-- Begin EXCERPTED DATA --

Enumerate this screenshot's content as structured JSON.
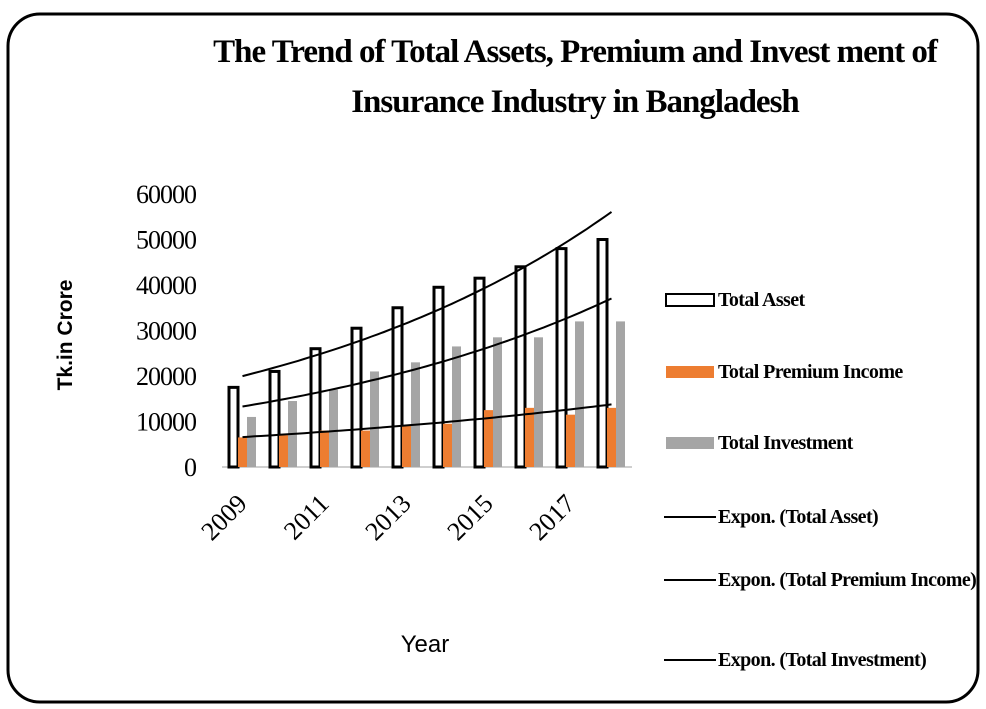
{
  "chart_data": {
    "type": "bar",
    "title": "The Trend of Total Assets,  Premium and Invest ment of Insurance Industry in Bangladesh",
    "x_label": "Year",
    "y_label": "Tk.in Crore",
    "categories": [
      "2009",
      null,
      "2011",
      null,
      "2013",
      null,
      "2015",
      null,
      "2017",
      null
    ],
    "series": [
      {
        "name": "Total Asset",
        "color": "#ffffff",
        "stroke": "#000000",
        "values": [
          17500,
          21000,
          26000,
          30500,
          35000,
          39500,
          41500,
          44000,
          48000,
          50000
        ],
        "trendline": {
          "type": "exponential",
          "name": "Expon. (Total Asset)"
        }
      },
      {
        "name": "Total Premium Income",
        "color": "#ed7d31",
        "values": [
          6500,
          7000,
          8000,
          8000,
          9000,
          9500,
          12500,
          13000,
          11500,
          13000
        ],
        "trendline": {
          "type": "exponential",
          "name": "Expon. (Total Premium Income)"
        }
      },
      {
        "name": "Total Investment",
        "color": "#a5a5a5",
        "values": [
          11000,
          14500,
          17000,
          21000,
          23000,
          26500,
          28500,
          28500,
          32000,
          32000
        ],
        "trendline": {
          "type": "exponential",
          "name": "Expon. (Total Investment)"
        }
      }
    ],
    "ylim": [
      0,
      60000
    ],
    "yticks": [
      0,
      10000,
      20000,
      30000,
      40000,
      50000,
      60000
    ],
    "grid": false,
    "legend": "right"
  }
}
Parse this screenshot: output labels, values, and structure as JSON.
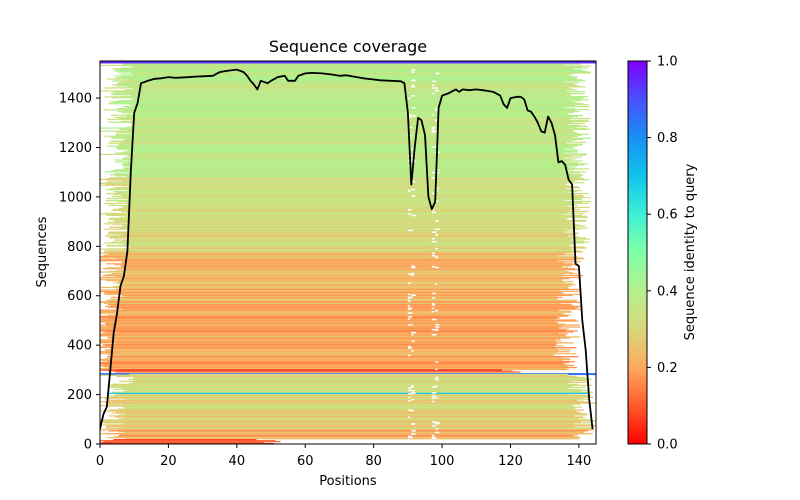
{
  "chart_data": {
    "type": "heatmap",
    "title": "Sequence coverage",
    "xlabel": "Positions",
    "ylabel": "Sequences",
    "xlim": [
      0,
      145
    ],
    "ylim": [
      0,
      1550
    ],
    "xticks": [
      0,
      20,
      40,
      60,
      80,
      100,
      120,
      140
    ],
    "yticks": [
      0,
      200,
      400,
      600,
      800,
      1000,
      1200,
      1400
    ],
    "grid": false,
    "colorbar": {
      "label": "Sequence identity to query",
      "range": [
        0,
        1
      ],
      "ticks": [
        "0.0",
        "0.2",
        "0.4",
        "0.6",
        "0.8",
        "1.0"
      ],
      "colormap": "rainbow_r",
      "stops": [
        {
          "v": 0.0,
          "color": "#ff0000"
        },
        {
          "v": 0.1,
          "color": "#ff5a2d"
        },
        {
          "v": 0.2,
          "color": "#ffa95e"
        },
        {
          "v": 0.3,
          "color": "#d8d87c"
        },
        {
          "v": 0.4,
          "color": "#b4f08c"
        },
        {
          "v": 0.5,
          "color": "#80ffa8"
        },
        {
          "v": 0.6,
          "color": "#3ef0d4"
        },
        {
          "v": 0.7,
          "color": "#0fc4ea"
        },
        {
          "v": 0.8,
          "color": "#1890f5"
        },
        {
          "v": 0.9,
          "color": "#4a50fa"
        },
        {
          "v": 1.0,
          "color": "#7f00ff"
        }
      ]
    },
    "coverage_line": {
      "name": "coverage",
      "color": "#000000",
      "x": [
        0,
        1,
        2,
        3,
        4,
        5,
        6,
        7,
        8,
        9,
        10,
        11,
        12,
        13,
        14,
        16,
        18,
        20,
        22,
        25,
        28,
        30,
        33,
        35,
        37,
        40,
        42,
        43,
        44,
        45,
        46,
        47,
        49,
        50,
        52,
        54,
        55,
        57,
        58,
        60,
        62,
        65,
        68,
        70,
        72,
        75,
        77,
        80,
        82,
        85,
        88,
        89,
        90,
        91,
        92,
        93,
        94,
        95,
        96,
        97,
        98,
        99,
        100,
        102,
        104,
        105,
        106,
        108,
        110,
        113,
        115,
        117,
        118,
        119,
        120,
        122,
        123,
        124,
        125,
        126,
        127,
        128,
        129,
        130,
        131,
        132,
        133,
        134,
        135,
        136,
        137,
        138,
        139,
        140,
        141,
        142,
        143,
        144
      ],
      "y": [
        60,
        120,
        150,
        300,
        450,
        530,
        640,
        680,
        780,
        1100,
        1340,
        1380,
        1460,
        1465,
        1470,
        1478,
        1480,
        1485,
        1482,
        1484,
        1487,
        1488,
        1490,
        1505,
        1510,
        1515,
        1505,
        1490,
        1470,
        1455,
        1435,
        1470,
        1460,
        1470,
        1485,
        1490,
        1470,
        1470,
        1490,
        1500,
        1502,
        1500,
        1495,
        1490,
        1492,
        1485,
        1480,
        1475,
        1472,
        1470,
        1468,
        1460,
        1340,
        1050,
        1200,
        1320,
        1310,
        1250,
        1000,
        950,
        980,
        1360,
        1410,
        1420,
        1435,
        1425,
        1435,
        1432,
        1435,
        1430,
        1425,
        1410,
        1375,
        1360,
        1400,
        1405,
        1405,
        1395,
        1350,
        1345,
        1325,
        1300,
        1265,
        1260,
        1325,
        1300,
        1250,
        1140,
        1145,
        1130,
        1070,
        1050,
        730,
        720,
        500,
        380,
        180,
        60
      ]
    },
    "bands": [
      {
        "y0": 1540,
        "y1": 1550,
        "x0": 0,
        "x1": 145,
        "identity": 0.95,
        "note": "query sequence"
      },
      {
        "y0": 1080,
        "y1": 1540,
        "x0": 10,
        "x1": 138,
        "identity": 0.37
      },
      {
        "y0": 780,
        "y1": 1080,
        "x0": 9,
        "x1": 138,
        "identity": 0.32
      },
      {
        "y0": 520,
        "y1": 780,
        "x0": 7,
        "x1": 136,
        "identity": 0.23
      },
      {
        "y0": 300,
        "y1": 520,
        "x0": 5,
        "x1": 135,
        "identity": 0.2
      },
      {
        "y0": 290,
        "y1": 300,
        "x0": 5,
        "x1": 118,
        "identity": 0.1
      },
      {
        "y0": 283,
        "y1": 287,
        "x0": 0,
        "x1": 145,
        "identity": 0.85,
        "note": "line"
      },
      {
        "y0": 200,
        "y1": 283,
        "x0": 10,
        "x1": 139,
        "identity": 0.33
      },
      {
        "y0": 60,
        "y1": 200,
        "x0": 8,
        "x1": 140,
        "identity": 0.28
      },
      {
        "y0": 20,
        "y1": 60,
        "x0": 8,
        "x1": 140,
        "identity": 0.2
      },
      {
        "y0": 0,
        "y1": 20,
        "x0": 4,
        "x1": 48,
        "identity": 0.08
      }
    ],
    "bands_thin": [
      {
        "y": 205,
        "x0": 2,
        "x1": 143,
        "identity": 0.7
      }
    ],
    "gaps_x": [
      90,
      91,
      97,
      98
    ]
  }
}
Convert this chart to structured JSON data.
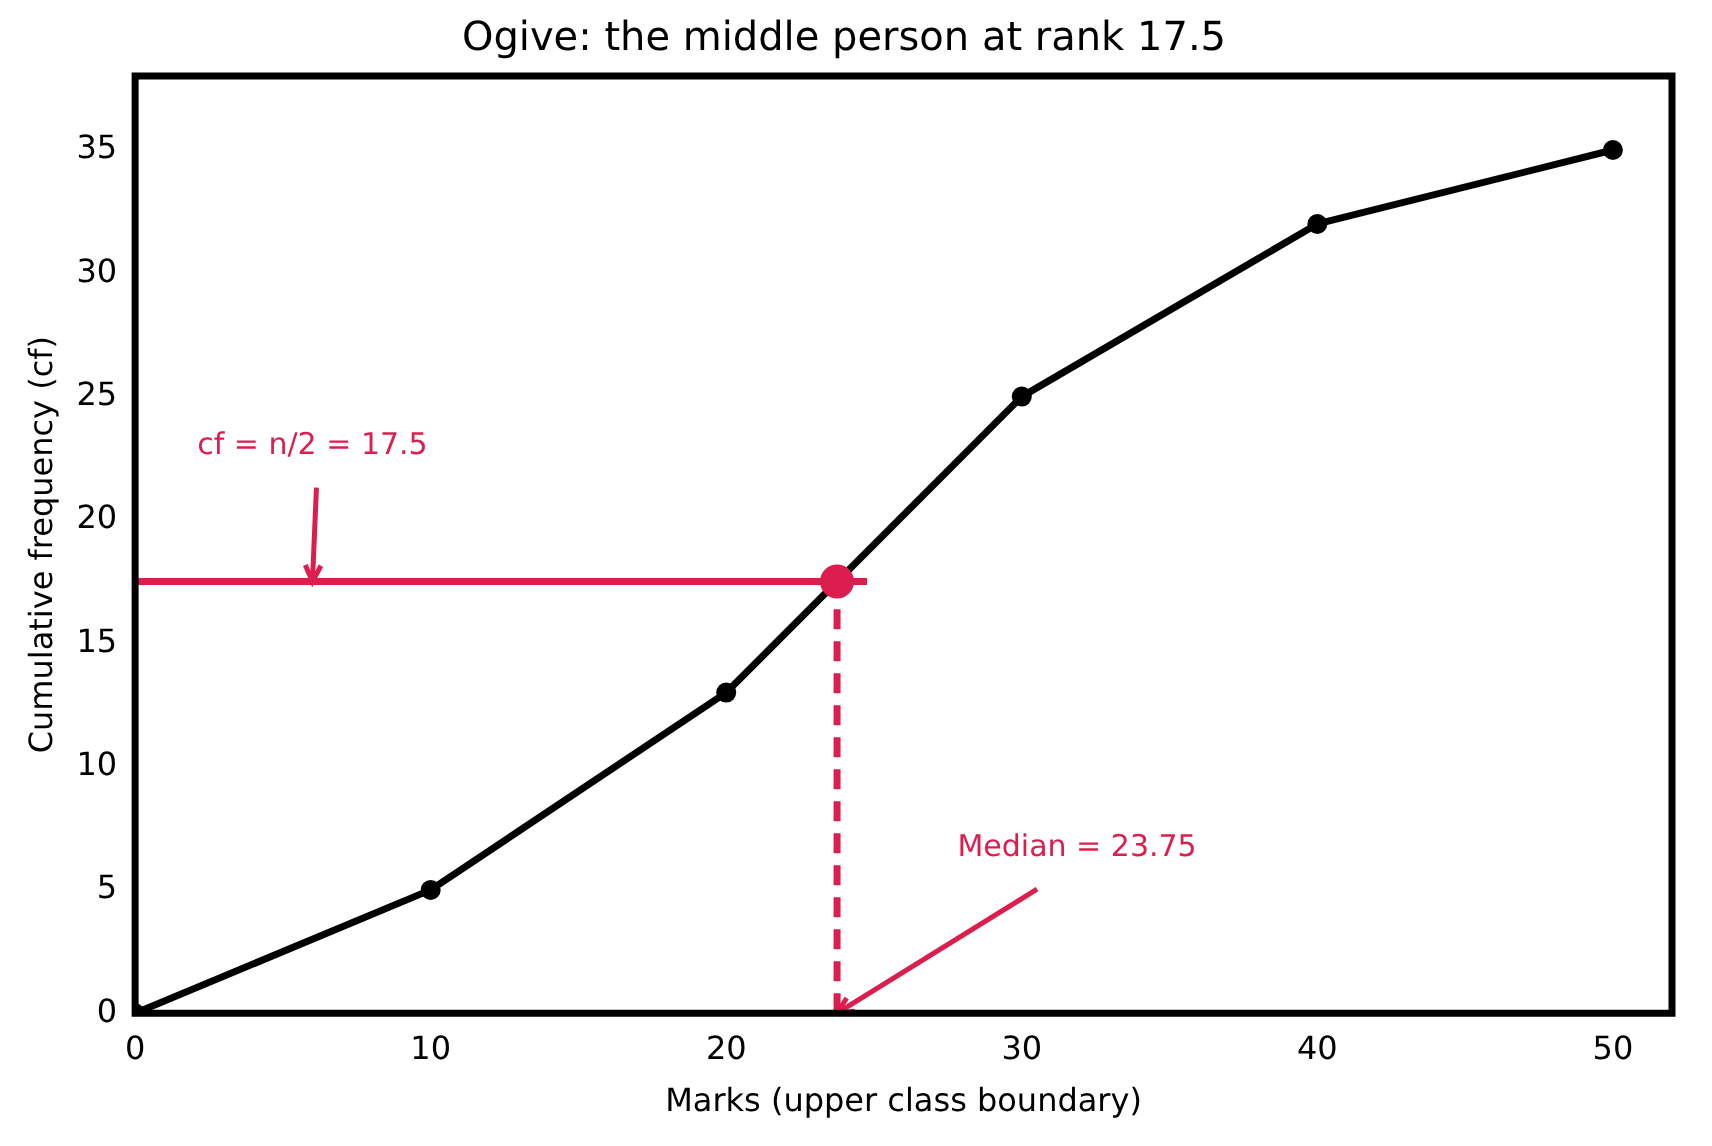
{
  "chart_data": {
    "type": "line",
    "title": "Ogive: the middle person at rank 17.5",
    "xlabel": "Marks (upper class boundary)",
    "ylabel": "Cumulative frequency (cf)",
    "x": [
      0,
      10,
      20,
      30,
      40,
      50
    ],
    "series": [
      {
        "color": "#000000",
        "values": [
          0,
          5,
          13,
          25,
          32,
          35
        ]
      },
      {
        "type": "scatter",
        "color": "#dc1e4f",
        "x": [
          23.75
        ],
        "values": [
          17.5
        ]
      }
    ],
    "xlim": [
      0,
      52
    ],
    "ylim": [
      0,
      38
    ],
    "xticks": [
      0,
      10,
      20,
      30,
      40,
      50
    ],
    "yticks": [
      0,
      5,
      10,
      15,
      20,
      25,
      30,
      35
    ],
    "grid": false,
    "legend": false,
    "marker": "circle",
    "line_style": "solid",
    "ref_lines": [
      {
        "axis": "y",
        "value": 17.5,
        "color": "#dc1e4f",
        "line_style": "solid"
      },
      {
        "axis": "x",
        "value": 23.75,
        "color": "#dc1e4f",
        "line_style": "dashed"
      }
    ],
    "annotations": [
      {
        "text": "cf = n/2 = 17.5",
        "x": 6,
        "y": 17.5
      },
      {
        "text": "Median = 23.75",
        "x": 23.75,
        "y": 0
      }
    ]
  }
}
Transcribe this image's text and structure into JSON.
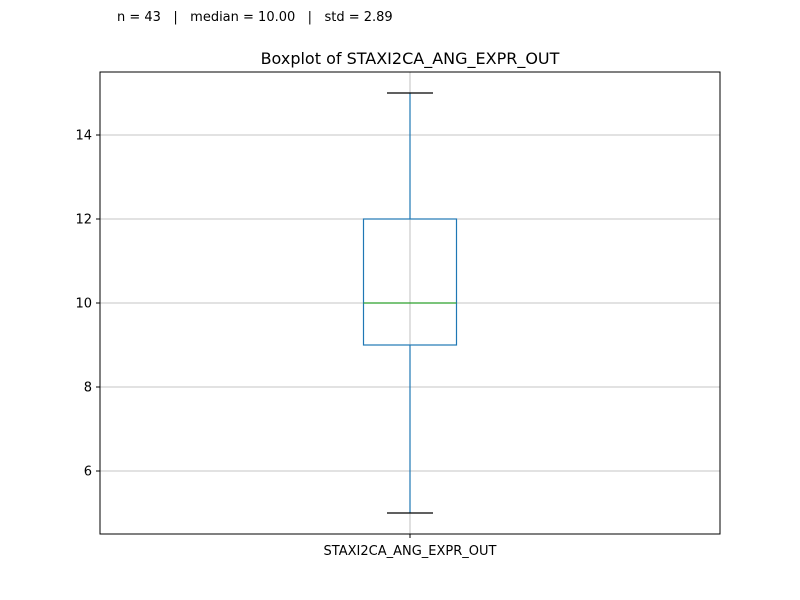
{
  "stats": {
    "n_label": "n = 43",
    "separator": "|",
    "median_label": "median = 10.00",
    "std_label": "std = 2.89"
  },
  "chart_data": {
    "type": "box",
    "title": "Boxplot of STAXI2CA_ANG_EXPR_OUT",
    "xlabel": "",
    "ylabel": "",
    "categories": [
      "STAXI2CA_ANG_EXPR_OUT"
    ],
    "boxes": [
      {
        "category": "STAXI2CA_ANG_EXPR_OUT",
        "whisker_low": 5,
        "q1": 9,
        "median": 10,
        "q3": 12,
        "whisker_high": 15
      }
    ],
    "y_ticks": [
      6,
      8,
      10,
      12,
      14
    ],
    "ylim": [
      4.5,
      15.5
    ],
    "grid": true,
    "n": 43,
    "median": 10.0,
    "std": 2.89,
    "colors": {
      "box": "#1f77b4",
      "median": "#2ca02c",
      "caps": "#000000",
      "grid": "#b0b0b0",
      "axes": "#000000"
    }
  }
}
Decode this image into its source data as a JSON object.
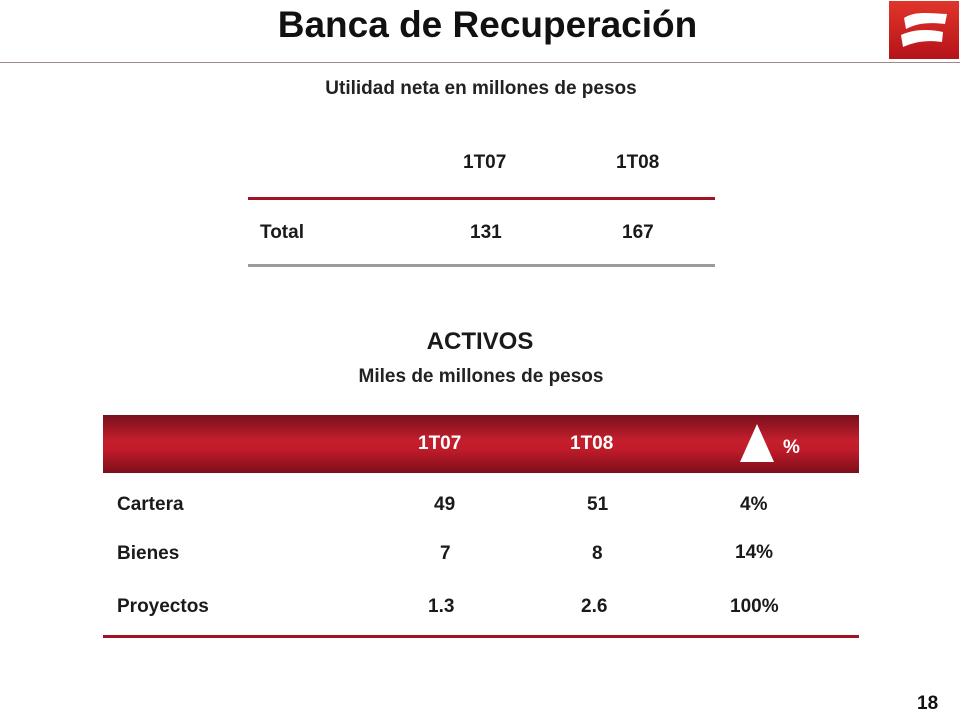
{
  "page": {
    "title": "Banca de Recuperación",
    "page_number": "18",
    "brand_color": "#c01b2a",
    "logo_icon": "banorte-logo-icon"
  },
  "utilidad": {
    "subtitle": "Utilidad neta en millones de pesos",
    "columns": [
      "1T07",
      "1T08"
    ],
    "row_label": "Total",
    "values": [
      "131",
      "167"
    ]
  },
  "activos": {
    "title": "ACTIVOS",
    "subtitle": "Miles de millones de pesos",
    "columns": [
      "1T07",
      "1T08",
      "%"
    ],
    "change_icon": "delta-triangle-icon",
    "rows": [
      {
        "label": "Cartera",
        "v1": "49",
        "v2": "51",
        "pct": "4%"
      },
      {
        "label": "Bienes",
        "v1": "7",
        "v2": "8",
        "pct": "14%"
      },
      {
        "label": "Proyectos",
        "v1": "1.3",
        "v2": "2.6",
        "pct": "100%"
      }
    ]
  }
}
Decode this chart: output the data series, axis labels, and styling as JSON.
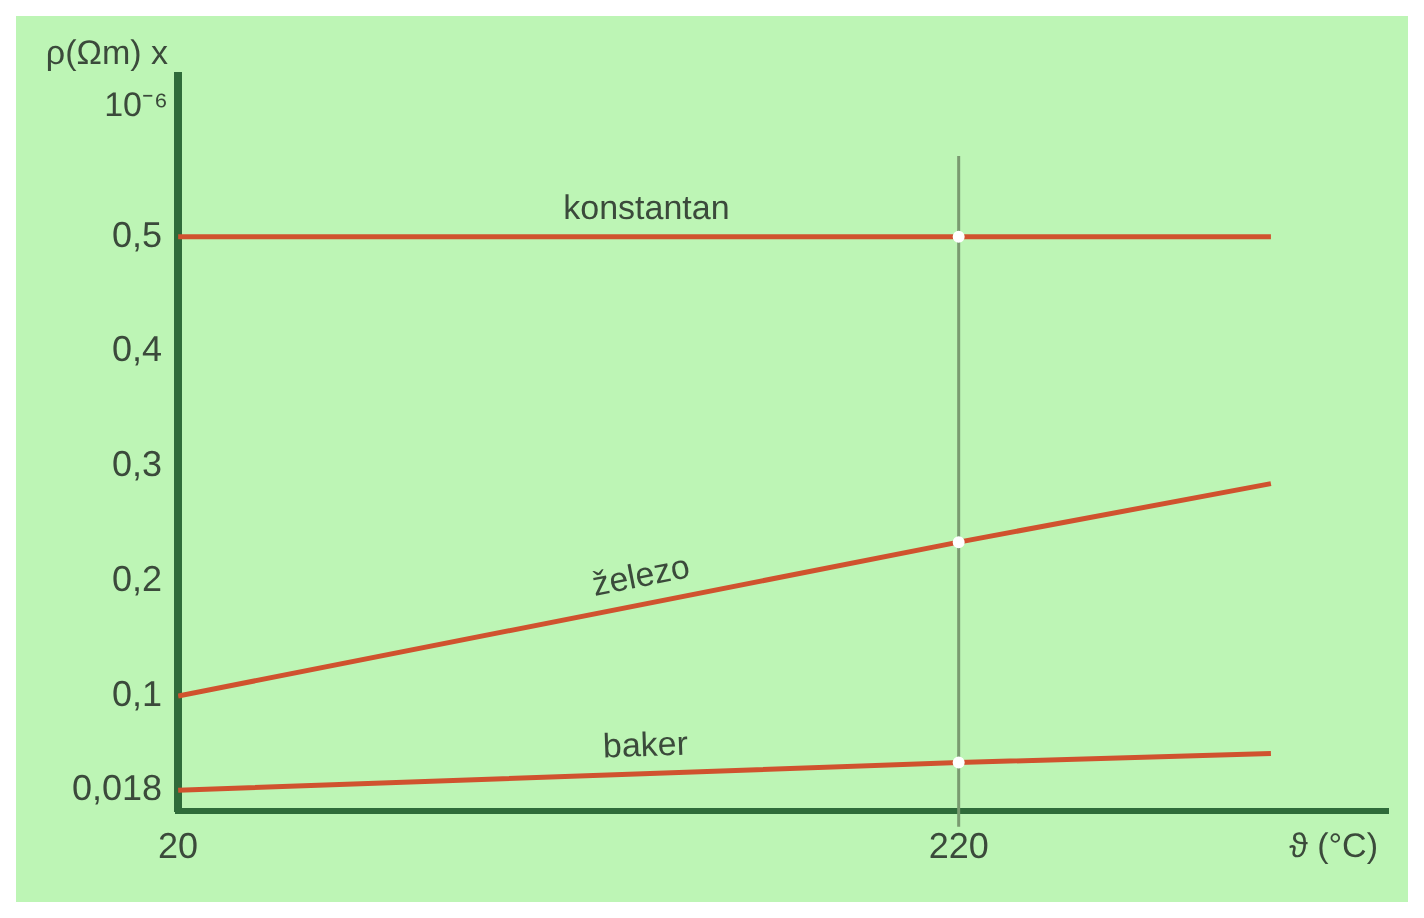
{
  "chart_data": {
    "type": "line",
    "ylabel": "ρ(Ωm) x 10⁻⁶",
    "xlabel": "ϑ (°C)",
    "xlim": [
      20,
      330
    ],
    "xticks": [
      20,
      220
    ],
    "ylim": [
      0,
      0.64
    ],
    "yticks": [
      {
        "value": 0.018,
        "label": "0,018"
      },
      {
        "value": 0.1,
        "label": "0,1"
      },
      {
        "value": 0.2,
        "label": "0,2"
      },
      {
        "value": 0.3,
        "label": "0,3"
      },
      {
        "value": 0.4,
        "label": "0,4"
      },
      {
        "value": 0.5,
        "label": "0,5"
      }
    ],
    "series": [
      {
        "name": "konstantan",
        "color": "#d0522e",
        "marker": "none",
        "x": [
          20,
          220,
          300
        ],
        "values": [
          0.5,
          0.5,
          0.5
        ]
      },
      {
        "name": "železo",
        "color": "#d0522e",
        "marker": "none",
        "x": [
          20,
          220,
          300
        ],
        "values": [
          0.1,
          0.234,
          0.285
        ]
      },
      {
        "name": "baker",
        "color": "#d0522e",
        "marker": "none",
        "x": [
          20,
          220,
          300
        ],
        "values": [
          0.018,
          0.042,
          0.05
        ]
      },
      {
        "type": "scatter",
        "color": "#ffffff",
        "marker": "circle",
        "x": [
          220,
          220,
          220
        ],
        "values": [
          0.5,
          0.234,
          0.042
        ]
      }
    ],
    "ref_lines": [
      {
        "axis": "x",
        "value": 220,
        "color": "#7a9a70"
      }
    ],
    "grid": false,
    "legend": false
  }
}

-- End EXCERPTED DATA --

Scan the data above; copy every line where "image" appears.

Transcribe this image's text and structure into JSON.
Decode this image into its source data as a JSON object.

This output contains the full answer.